**The exercise**
From the material below, list every line containing "unmarkiert".

**Supplied entries**

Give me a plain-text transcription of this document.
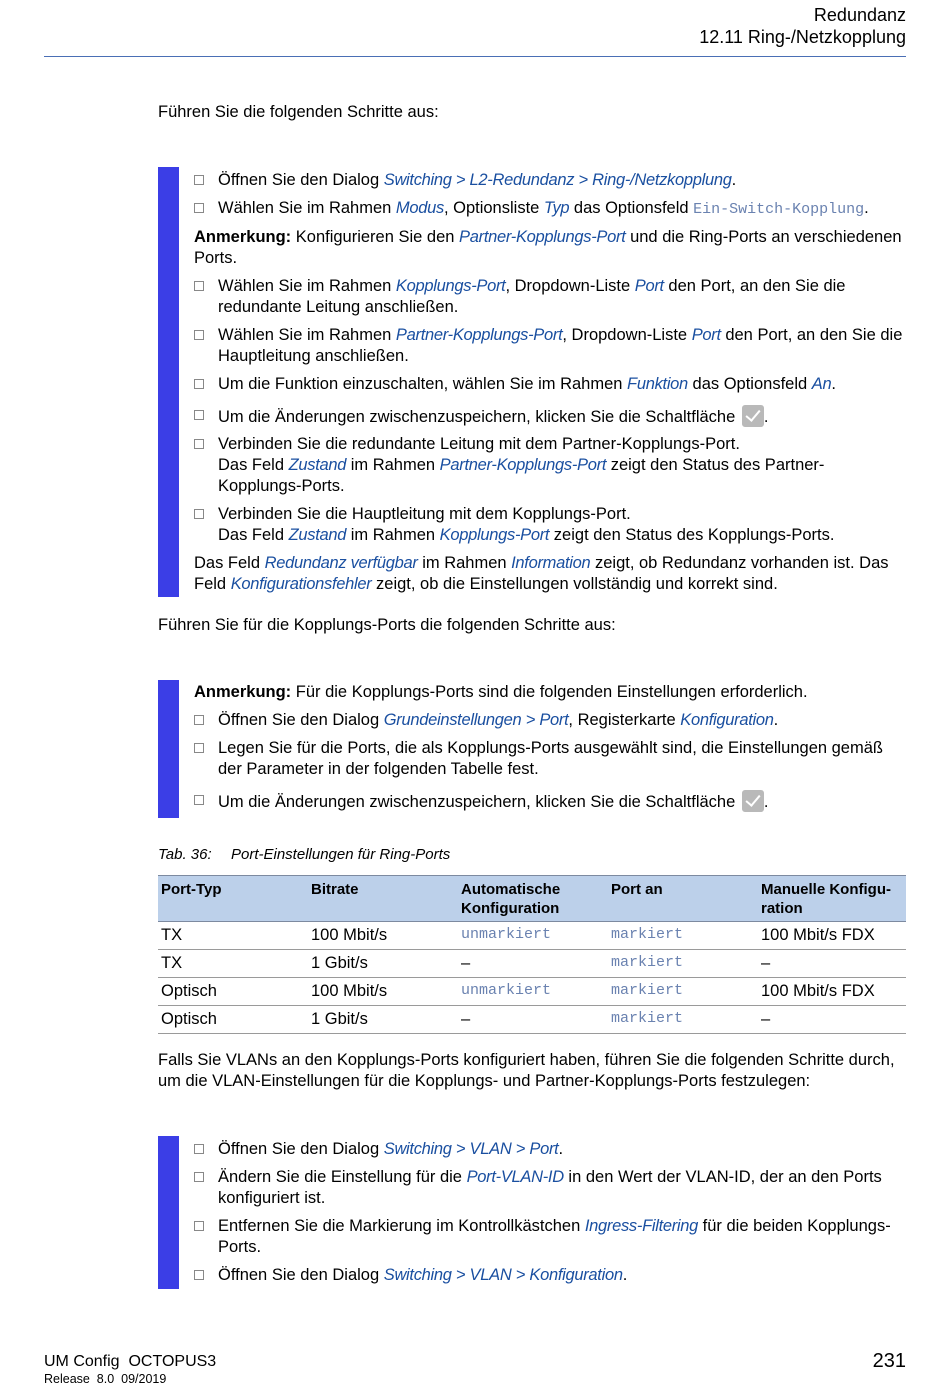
Redundanz
12.11 Ring-/Netzkopplung
Führen Sie die folgenden Schritte aus:
Öffnen Sie den Dialog Switching > L2-Redundanz > Ring-/Netzkopplung.
Wählen Sie im Rahmen Modus, Optionsliste Typ das Optionsfeld Ein-Switch-Kopplung.
Anmerkung: Konfigurieren Sie den Partner-Kopplungs-Port und die Ring-Ports an verschiedenen Ports.
Wählen Sie im Rahmen Kopplungs-Port, Dropdown-Liste Port den Port, an den Sie die redundante Leitung anschließen.
Wählen Sie im Rahmen Partner-Kopplungs-Port, Dropdown-Liste Port den Port, an den Sie die Hauptleitung anschließen.
Um die Funktion einzuschalten, wählen Sie im Rahmen Funktion das Optionsfeld An.
Um die Änderungen zwischenzuspeichern, klicken Sie die Schaltfläche .
Verbinden Sie die redundante Leitung mit dem Partner-Kopplungs-Port.
Das Feld Zustand im Rahmen Partner-Kopplungs-Port zeigt den Status des Partner-Kopplungs-Ports.
Verbinden Sie die Hauptleitung mit dem Kopplungs-Port.
Das Feld Zustand im Rahmen Kopplungs-Port zeigt den Status des Kopplungs-Ports.
Das Feld Redundanz verfügbar im Rahmen Information zeigt, ob Redundanz vorhanden ist. Das Feld Konfigurationsfehler zeigt, ob die Einstellungen vollständig und korrekt sind.
Führen Sie für die Kopplungs-Ports die folgenden Schritte aus:
Anmerkung: Für die Kopplungs-Ports sind die folgenden Einstellungen erforderlich.
Öffnen Sie den Dialog Grundeinstellungen > Port, Registerkarte Konfiguration.
Legen Sie für die Ports, die als Kopplungs-Ports ausgewählt sind, die Einstellungen gemäß der Parameter in der folgenden Tabelle fest.
Um die Änderungen zwischenzuspeichern, klicken Sie die Schaltfläche .
Tab. 36: Port-Einstellungen für Ring-Ports
Port-Typ	Bitrate	Automatische Konfiguration	Port an	Manuelle Konfigu-ration
TX	100 Mbit/s	unmarkiert	markiert	100 Mbit/s FDX
TX	1 Gbit/s	–	markiert	–
Optisch	100 Mbit/s	unmarkiert	markiert	100 Mbit/s FDX
Optisch	1 Gbit/s	–	markiert	–
Falls Sie VLANs an den Kopplungs-Ports konfiguriert haben, führen Sie die folgenden Schritte durch, um die VLAN-Einstellungen für die Kopplungs- und Partner-Kopplungs-Ports festzulegen:
Öffnen Sie den Dialog Switching > VLAN > Port.
Ändern Sie die Einstellung für die Port-VLAN-ID in den Wert der VLAN-ID, der an den Ports konfiguriert ist.
Entfernen Sie die Markierung im Kontrollkästchen Ingress-Filtering für die beiden Kopplungs-Ports.
Öffnen Sie den Dialog Switching > VLAN > Konfiguration.
UM Config  OCTOPUS3
Release  8.0  09/2019
231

**Written response**
TX	100 Mbit/s	unmarkiert	markiert	100 Mbit/s FDX
Optisch	100 Mbit/s	unmarkiert	markiert	100 Mbit/s FDX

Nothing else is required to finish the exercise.